• _Task details_
Repeat the line that contains "Transcribe this image's" and all lines after it through the end, exactly as they are, minus the pictures.

··· Data to process

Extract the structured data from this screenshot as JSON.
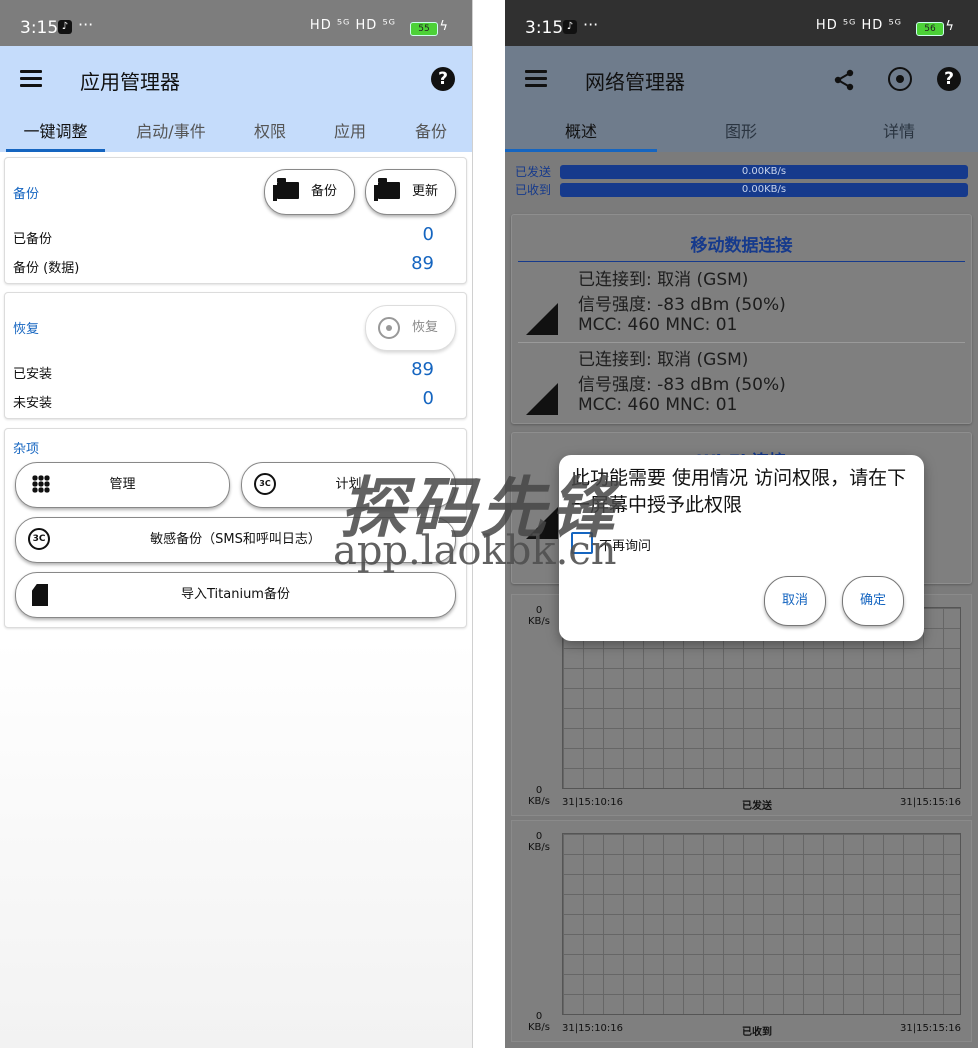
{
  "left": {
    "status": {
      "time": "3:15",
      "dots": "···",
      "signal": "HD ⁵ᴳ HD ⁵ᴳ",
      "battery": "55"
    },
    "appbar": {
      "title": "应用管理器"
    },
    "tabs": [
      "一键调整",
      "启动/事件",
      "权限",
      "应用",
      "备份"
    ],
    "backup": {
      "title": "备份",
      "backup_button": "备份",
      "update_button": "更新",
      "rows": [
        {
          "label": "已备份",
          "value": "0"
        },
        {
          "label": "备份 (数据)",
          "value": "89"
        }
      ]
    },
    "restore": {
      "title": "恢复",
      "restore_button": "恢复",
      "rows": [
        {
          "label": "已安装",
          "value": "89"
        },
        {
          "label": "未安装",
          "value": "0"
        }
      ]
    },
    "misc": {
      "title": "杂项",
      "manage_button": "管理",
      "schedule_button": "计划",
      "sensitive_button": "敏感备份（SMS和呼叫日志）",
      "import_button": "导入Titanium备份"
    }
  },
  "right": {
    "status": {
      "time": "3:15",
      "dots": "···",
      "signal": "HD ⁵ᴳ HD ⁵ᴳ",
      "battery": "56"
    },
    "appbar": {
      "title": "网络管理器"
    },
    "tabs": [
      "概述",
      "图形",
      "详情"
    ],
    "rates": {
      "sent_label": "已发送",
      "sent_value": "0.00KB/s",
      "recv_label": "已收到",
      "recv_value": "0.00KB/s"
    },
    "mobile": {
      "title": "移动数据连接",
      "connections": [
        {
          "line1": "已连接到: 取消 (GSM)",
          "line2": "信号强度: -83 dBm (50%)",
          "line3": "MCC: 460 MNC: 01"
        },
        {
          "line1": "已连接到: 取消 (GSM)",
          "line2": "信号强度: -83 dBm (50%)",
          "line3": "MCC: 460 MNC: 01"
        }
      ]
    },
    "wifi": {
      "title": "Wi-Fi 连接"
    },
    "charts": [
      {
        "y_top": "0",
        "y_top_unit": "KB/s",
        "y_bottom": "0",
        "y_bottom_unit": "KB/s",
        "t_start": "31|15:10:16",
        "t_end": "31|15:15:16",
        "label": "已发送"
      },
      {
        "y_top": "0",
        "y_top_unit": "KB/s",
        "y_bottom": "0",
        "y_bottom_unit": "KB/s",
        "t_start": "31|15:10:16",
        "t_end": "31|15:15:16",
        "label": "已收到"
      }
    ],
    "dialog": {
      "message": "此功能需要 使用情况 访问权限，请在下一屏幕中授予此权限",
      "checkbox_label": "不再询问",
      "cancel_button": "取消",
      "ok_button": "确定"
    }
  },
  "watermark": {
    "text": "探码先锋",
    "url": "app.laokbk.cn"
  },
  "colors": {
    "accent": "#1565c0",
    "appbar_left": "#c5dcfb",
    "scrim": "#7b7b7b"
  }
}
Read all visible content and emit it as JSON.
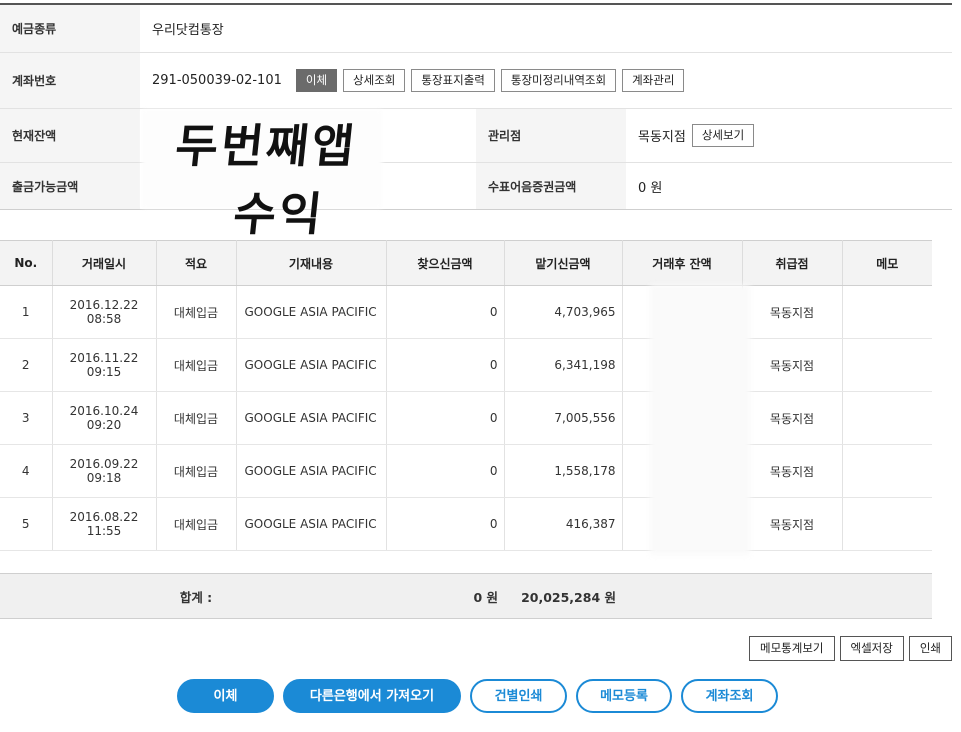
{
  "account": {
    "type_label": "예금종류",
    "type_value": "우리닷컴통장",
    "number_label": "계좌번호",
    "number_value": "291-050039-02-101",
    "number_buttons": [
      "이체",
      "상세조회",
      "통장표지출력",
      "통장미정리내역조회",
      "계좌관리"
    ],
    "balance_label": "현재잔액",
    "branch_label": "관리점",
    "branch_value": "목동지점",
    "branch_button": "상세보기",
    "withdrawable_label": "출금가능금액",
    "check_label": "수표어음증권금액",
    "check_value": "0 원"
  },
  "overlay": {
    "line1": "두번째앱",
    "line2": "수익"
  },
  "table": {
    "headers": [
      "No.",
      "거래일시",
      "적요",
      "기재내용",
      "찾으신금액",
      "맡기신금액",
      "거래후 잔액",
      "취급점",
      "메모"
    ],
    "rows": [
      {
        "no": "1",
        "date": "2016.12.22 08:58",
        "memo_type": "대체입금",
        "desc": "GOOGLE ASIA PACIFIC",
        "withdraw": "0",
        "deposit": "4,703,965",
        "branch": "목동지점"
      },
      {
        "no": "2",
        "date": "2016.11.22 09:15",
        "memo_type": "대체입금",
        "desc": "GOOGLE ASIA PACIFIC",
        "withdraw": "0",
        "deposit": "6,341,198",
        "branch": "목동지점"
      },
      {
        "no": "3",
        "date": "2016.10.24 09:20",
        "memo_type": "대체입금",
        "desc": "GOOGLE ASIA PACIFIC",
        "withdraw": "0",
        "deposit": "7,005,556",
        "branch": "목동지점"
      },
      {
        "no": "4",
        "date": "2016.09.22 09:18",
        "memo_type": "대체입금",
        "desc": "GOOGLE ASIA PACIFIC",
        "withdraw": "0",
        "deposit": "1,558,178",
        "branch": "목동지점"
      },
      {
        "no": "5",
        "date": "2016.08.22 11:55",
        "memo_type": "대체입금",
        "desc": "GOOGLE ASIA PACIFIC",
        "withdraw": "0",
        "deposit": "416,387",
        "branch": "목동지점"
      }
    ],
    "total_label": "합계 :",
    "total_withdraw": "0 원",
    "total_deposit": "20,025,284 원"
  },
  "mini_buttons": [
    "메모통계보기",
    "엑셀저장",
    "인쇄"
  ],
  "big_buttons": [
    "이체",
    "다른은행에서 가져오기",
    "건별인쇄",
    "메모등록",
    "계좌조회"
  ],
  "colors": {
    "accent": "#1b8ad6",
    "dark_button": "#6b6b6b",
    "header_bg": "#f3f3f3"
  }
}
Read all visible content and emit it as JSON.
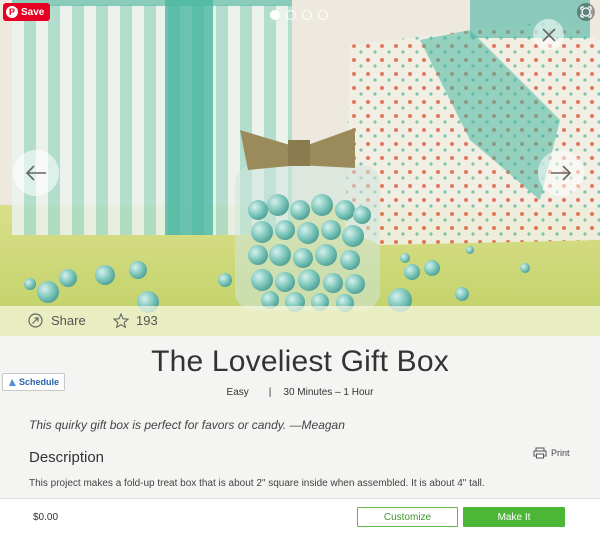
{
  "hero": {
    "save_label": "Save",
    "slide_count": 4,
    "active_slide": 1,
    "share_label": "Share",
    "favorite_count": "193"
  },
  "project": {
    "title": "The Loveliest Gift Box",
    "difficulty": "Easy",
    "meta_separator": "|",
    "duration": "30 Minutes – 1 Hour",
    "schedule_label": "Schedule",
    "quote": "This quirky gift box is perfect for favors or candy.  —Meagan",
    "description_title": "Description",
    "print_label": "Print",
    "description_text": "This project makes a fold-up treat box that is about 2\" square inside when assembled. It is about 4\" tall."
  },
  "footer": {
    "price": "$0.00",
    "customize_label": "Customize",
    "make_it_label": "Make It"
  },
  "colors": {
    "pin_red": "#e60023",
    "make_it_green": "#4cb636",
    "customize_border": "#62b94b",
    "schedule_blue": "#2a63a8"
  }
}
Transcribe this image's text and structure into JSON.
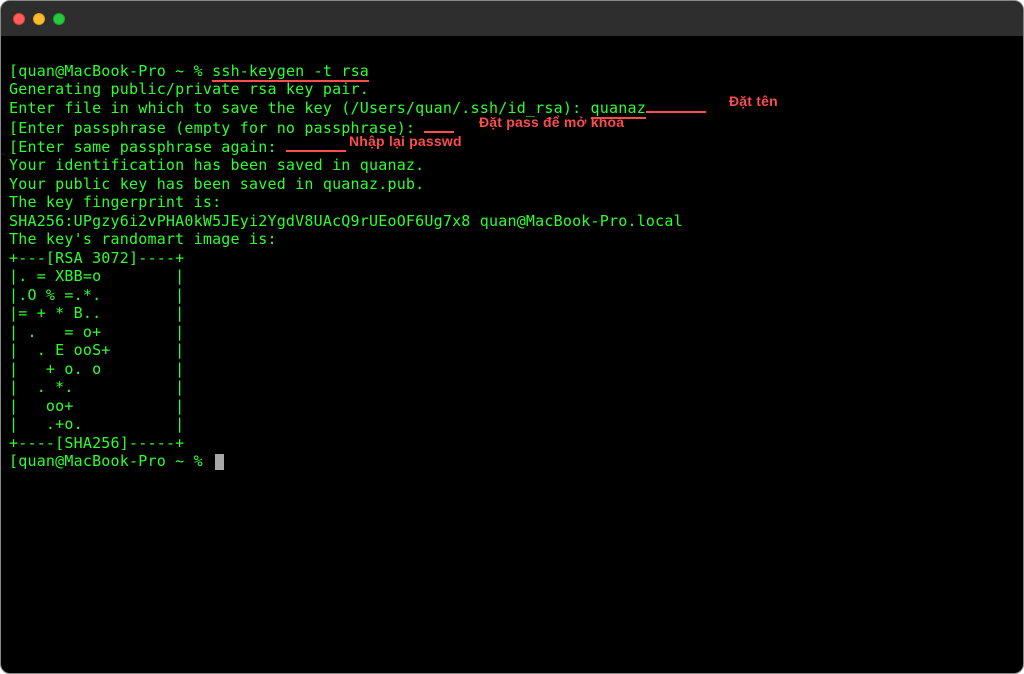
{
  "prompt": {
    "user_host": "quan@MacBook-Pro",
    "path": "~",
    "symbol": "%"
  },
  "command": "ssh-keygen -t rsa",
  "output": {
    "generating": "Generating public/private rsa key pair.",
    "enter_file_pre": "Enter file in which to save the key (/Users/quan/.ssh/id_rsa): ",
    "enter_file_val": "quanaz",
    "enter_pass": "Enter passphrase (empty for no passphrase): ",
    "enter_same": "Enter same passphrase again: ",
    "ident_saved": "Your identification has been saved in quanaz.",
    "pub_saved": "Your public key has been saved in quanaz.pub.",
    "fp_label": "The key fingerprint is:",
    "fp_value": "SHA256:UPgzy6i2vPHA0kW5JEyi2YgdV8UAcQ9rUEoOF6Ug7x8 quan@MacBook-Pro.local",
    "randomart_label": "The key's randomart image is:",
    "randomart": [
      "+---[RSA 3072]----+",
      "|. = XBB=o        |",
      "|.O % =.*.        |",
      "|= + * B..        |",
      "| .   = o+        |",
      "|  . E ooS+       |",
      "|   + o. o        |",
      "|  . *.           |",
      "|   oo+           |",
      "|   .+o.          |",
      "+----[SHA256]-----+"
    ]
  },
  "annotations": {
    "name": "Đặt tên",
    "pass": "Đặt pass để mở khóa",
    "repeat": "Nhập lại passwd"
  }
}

······

• _Task solution_
Transcribe this image's text and structure into JSON.
{
  "prompt": {
    "user_host": "quan@MacBook-Pro",
    "path": "~",
    "symbol": "%"
  },
  "command": "ssh-keygen -t rsa",
  "output": {
    "generating": "Generating public/private rsa key pair.",
    "enter_file_pre": "Enter file in which to save the key (/Users/quan/.ssh/id_rsa): ",
    "enter_file_val": "quanaz",
    "enter_pass": "Enter passphrase (empty for no passphrase): ",
    "enter_same": "Enter same passphrase again: ",
    "ident_saved": "Your identification has been saved in quanaz.",
    "pub_saved": "Your public key has been saved in quanaz.pub.",
    "fp_label": "The key fingerprint is:",
    "fp_value": "SHA256:UPgzy6i2vPHA0kW5JEyi2YgdV8UAcQ9rUEoOF6Ug7x8 quan@MacBook-Pro.local",
    "randomart_label": "The key's randomart image is:",
    "randomart": [
      "+---[RSA 3072]----+",
      "|. = XBB=o        |",
      "|.O % =.*.        |",
      "|= + * B..        |",
      "| .   = o+        |",
      "|  . E ooS+       |",
      "|   + o. o        |",
      "|  . *.           |",
      "|   oo+           |",
      "|   .+o.          |",
      "+----[SHA256]-----+"
    ]
  },
  "annotations": {
    "name": "Đặt tên",
    "pass": "Đặt pass để mở khóa",
    "repeat": "Nhập lại passwd"
  }
}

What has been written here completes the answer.